##### Supplied material #####

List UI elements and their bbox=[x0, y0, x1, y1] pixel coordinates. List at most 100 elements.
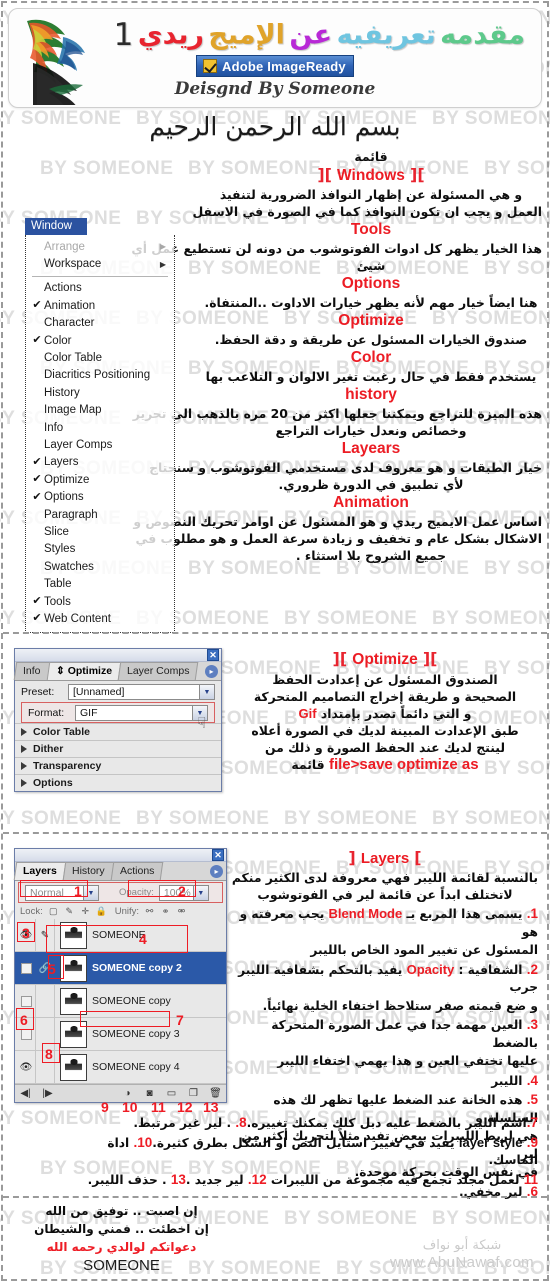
layers-panel[interactable]: ✕ Layers History Actions ▸ Normal ▼ Opacity… bbox=[13, 848, 227, 1103]
optimize-tab-info[interactable]: Info bbox=[13, 662, 50, 680]
mask-icon[interactable]: ◙ bbox=[143, 1088, 156, 1099]
layer-name[interactable]: SOMEONE bbox=[92, 929, 226, 941]
layer-name[interactable]: SOMEONE copy 3 bbox=[92, 1028, 226, 1040]
submenu-arrow-icon: ▶ bbox=[159, 259, 166, 269]
annotation-13: 13 bbox=[203, 1099, 219, 1115]
menu-item-info[interactable]: Info bbox=[26, 419, 174, 436]
menu-item-options[interactable]: ✔ Options bbox=[26, 488, 174, 505]
lock-position-icon[interactable]: ✛ bbox=[80, 906, 91, 917]
eye-hidden-icon[interactable] bbox=[17, 952, 36, 984]
layers-tail-line-1: 7.اسم الليبر بالضغط عليه دبل كلك يمكنك ت… bbox=[133, 1115, 538, 1130]
blend-opacity-row[interactable]: Normal ▼ Opacity: 100% ▼ bbox=[18, 882, 223, 903]
menu-title-window[interactable]: Window bbox=[25, 218, 87, 235]
new-group-icon[interactable]: ▭ bbox=[165, 1088, 178, 1099]
brush-icon[interactable] bbox=[36, 985, 55, 1017]
panel-menu-icon[interactable]: ▸ bbox=[210, 865, 223, 878]
layers-tab-actions[interactable]: Actions bbox=[110, 862, 164, 880]
twisty-right-icon[interactable] bbox=[21, 745, 27, 753]
nav-next-icon[interactable]: |▶ bbox=[41, 1088, 54, 1099]
windows-keyword: ][ Windows ][ bbox=[317, 165, 425, 184]
menu-item-color[interactable]: ✔ Color bbox=[26, 332, 174, 349]
menu-item-swatches[interactable]: Swatches bbox=[26, 558, 174, 575]
twisty-right-icon[interactable] bbox=[21, 728, 27, 736]
panel-menu-icon[interactable]: ▸ bbox=[205, 665, 218, 678]
layer-row[interactable]: SOMEONE copy bbox=[15, 985, 226, 1018]
optimize-section-dither[interactable]: Dither bbox=[15, 740, 221, 757]
close-icon[interactable]: ✕ bbox=[212, 849, 224, 861]
chevron-down-icon[interactable]: ▼ bbox=[83, 885, 98, 900]
menu-item-table[interactable]: Table bbox=[26, 575, 174, 592]
menu-item-history[interactable]: History bbox=[26, 384, 174, 401]
menu-item-actions[interactable]: Actions bbox=[26, 280, 174, 297]
twisty-right-icon[interactable] bbox=[21, 779, 27, 787]
menu-item-diacritics-positioning[interactable]: Diacritics Positioning bbox=[26, 367, 174, 384]
tab-label: History bbox=[71, 865, 105, 877]
section-divider-1 bbox=[3, 632, 547, 635]
menu-item-color-table[interactable]: Color Table bbox=[26, 349, 174, 366]
delete-layer-icon[interactable]: 🗑 bbox=[209, 1088, 222, 1099]
menu-item-layers[interactable]: ✔ Layers bbox=[26, 454, 174, 471]
menu-item-paragraph[interactable]: Paragraph bbox=[26, 506, 174, 523]
preset-row[interactable]: Preset: [Unnamed] ▼ bbox=[15, 681, 221, 702]
lock-all-icon[interactable]: 🔒 bbox=[96, 906, 107, 917]
optimize-section-color-table[interactable]: Color Table bbox=[15, 723, 221, 740]
site-url: www.AbuNawaf.com bbox=[390, 1254, 534, 1271]
preset-combo[interactable]: [Unnamed] ▼ bbox=[68, 683, 215, 700]
menu-item-layer-comps[interactable]: Layer Comps bbox=[26, 436, 174, 453]
menu-item-workspace[interactable]: Workspace ▶ bbox=[26, 255, 174, 272]
menu-item-image-map[interactable]: Image Map bbox=[26, 402, 174, 419]
annotation-3: 3 bbox=[22, 925, 30, 941]
section-label: Transparency bbox=[33, 760, 102, 772]
title-word-5: 1 bbox=[113, 17, 134, 53]
lock-row[interactable]: Lock: ▢ ✎ ✛ 🔒 Unify: ⚯ ⚭ ⚮ bbox=[15, 903, 226, 919]
unify-visibility-icon[interactable]: ⚭ bbox=[160, 906, 171, 917]
chevron-down-icon[interactable]: ▼ bbox=[199, 684, 214, 699]
layers-tab-history[interactable]: History bbox=[62, 862, 114, 880]
blend-mode-combo[interactable]: Normal ▼ bbox=[25, 884, 99, 901]
layer-row[interactable]: 👁 ✎ SOMEONE bbox=[15, 919, 226, 952]
optimize-section-options[interactable]: Options bbox=[15, 774, 221, 791]
optimize-section-transparency[interactable]: Transparency bbox=[15, 757, 221, 774]
layers-tab-layers[interactable]: Layers bbox=[13, 862, 67, 880]
lock-image-icon[interactable]: ✎ bbox=[64, 906, 75, 917]
lock-transparency-icon[interactable]: ▢ bbox=[48, 906, 59, 917]
menu-item-slice[interactable]: Slice bbox=[26, 523, 174, 540]
new-layer-icon[interactable]: ❐ bbox=[187, 1088, 200, 1099]
menu-item-character[interactable]: Character bbox=[26, 315, 174, 332]
window-menu-screenshot[interactable]: Window Arrange ▶ Workspace ▶ Actions ✔ Animati… bbox=[25, 218, 175, 633]
optimize-tab-optimize[interactable]: ⇕ Optimize bbox=[46, 662, 121, 680]
optimize-panel[interactable]: ✕ Info ⇕ Optimize Layer Comps ▸ Preset: [Un… bbox=[13, 648, 222, 792]
close-icon[interactable]: ✕ bbox=[207, 649, 219, 661]
optimize-panel-tabs[interactable]: Info ⇕ Optimize Layer Comps ▸ bbox=[13, 662, 221, 681]
layer-name[interactable]: SOMEONE copy 4 bbox=[92, 1061, 226, 1073]
layers-panel-tabs[interactable]: Layers History Actions ▸ bbox=[13, 862, 226, 881]
optimize-tab-layer-comps[interactable]: Layer Comps bbox=[117, 662, 199, 680]
layer-thumbnail bbox=[60, 921, 87, 949]
brush-icon[interactable]: ✎ bbox=[36, 919, 55, 951]
twisty-right-icon[interactable] bbox=[21, 762, 27, 770]
unify-style-icon[interactable]: ⚮ bbox=[176, 906, 187, 917]
menu-item-styles[interactable]: Styles bbox=[26, 541, 174, 558]
layer-row[interactable]: 🔗 SOMEONE copy 2 bbox=[15, 952, 226, 985]
checkmark-icon: ✔ bbox=[32, 455, 42, 468]
window-menu-list[interactable]: Arrange ▶ Workspace ▶ Actions ✔ Animation Chara… bbox=[25, 235, 175, 633]
layer-name[interactable]: SOMEONE copy 2 bbox=[92, 962, 226, 974]
eye-visible-icon[interactable]: 👁 bbox=[17, 1051, 36, 1083]
annotation-7: 7 bbox=[176, 1012, 184, 1028]
unify-position-icon[interactable]: ⚯ bbox=[144, 906, 155, 917]
header-banner: مقدمه تعريفيه عن الإميج ريدي 1 Adobe Ima… bbox=[8, 8, 542, 108]
menu-item-label: Character bbox=[44, 317, 95, 330]
chevron-down-icon[interactable]: ▼ bbox=[192, 885, 208, 900]
menu-item-label: History bbox=[44, 386, 80, 399]
menu-item-animation[interactable]: ✔ Animation bbox=[26, 297, 174, 314]
layers-panel-footer[interactable]: ◀| |▶ ◑ ◙ ▭ ❐ 🗑 bbox=[15, 1084, 226, 1102]
format-combo[interactable]: GIF ▼ bbox=[75, 704, 208, 721]
layer-style-icon[interactable]: ◑ bbox=[121, 1088, 134, 1099]
layer-name[interactable]: SOMEONE copy bbox=[92, 995, 226, 1007]
hand-icon[interactable]: ☟ bbox=[197, 715, 215, 733]
menu-item-optimize[interactable]: ✔ Optimize bbox=[26, 471, 174, 488]
format-row[interactable]: Format: GIF ▼ bbox=[21, 702, 215, 723]
nav-prev-icon[interactable]: ◀| bbox=[19, 1088, 32, 1099]
menu-item-tools[interactable]: ✔ Tools bbox=[26, 593, 174, 610]
menu-item-web-content[interactable]: ✔ Web Content bbox=[26, 610, 174, 627]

#####

Convert the listing lines starting with the one containing "layers-panel[interactable]: ✕ Layers" and going on through the one containing "menu-item-color-table[interactable]: Color Table" into a JSON list of strings, one string per line, with blank lines left out.

Answer to this problem ::
[
  "layers-panel[interactable]: ✕ Layers History Actions ▸ Normal ▼ Opacity… bbox=[13, 848, 227, 1103]",
  "optimize-tab-info[interactable]: Info bbox=[13, 662, 50, 680]",
  "mask-icon[interactable]: ◙ bbox=[143, 1088, 156, 1099]",
  "layer-name[interactable]: SOMEONE bbox=[92, 929, 226, 941]",
  "layer-name[interactable]: SOMEONE copy 3 bbox=[92, 1028, 226, 1040]",
  "submenu-arrow-icon: ▶ bbox=[159, 259, 166, 269]",
  "annotation-13: 13 bbox=[203, 1099, 219, 1115]",
  "menu-item-info[interactable]: Info bbox=[26, 419, 174, 436]",
  "menu-item-options[interactable]: ✔ Options bbox=[26, 488, 174, 505]",
  "lock-position-icon[interactable]: ✛ bbox=[80, 906, 91, 917]",
  "eye-hidden-icon[interactable] bbox=[17, 952, 36, 984]",
  "layers-tail-line-1: 7.اسم الليبر بالضغط عليه دبل كلك يمكنك ت… bbox=[133, 1115, 538, 1130]",
  "blend-opacity-row[interactable]: Normal ▼ Opacity: 100% ▼ bbox=[18, 882, 223, 903]",
  "menu-title-window[interactable]: Window bbox=[25, 218, 87, 235]",
  "new-group-icon[interactable]: ▭ bbox=[165, 1088, 178, 1099]",
  "brush-icon[interactable] bbox=[36, 985, 55, 1017]",
  "panel-menu-icon[interactable]: ▸ bbox=[210, 865, 223, 878]",
  "layers-tab-actions[interactable]: Actions bbox=[110, 862, 164, 880]",
  "twisty-right-icon[interactable] bbox=[21, 745, 27, 753]",
  "nav-next-icon[interactable]: |▶ bbox=[41, 1088, 54, 1099]",
  "windows-keyword: ][ Windows ][ bbox=[317, 165, 425, 184]",
  "menu-item-color[interactable]: ✔ Color bbox=[26, 332, 174, 349]",
  "menu-item-swatches[interactable]: Swatches bbox=[26, 558, 174, 575]",
  "twisty-right-icon[interactable] bbox=[21, 728, 27, 736]",
  "panel-menu-icon[interactable]: ▸ bbox=[205, 665, 218, 678]",
  "layer-row[interactable]: SOMEONE copy bbox=[15, 985, 226, 1018]",
  "optimize-section-dither[interactable]: Dither bbox=[15, 740, 221, 757]",
  "close-icon[interactable]: ✕ bbox=[212, 849, 224, 861]",
  "chevron-down-icon[interactable]: ▼ bbox=[83, 885, 98, 900]",
  "menu-item-table[interactable]: Table bbox=[26, 575, 174, 592]",
  "menu-item-history[interactable]: History bbox=[26, 384, 174, 401]",
  "menu-item-actions[interactable]: Actions bbox=[26, 280, 174, 297]",
  "twisty-right-icon[interactable] bbox=[21, 779, 27, 787]",
  "menu-item-diacritics-positioning[interactable]: Diacritics Positioning bbox=[26, 367, 174, 384]",
  "tab-label: History bbox=[71, 865, 105, 877]",
  "section-divider-1 bbox=[3, 632, 547, 635]",
  "menu-item-color-table[interactable]: Color Table bbox=[26, 349, 174, 366]"
]